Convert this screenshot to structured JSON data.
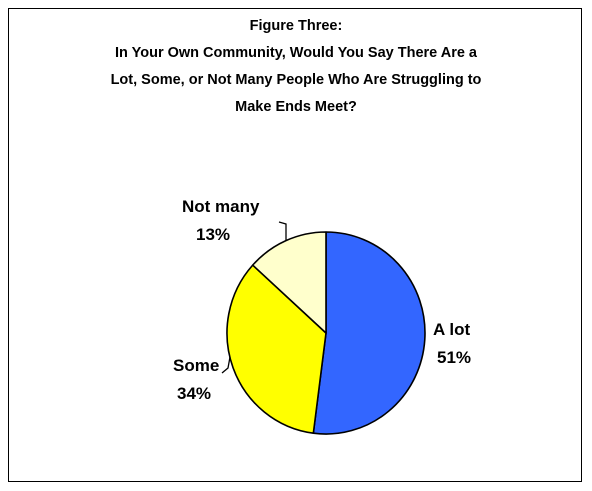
{
  "chart_data": {
    "type": "pie",
    "title_lines": [
      "Figure Three:",
      "In Your Own Community, Would You Say There Are a",
      "Lot, Some, or Not Many People Who Are Struggling to",
      "Make Ends Meet?"
    ],
    "slices": [
      {
        "label": "A lot",
        "value": 51,
        "value_label": "51%",
        "color": "#3366FF"
      },
      {
        "label": "Some",
        "value": 34,
        "value_label": "34%",
        "color": "#FFFF00"
      },
      {
        "label": "Not many",
        "value": 13,
        "value_label": "13%",
        "color": "#FFFFCC"
      }
    ],
    "legend": "none"
  }
}
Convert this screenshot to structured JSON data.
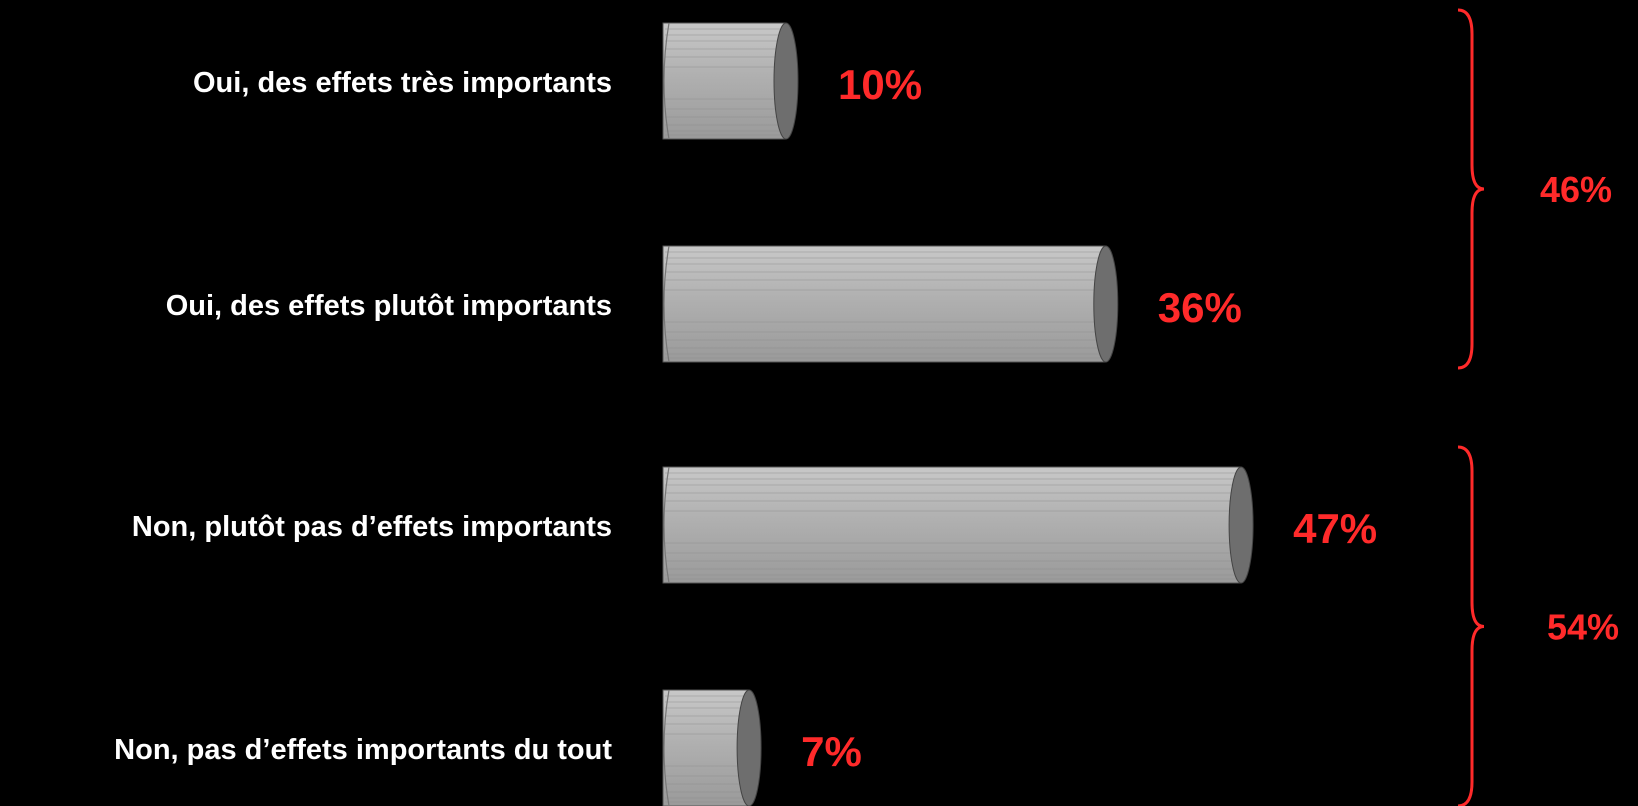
{
  "chart_data": {
    "type": "bar",
    "orientation": "horizontal",
    "categories": [
      "Oui, des effets très importants",
      "Oui, des effets plutôt importants",
      "Non, plutôt pas d’effets importants",
      "Non, pas d’effets importants du tout"
    ],
    "values": [
      10,
      36,
      47,
      7
    ],
    "value_labels": [
      "10%",
      "36%",
      "47%",
      "7%"
    ],
    "groups": [
      {
        "label": "46%",
        "value": 46,
        "members": [
          0,
          1
        ]
      },
      {
        "label": "54%",
        "value": 54,
        "members": [
          2,
          3
        ]
      }
    ],
    "grid": false,
    "legend": "none",
    "colors": {
      "background": "#000000",
      "bar_fill": "#b4b4b4",
      "bar_end": "#6e6e6e",
      "category_text": "#ffffff",
      "value_text": "#ff2a2a",
      "brace": "#ff2a2a"
    }
  }
}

════

Task description :: Find each line holding the string "plutôt" and copy it out.

Task answer ::
      "Oui, des effets plutôt importants",
      "Non, plutôt pas d’effets importants",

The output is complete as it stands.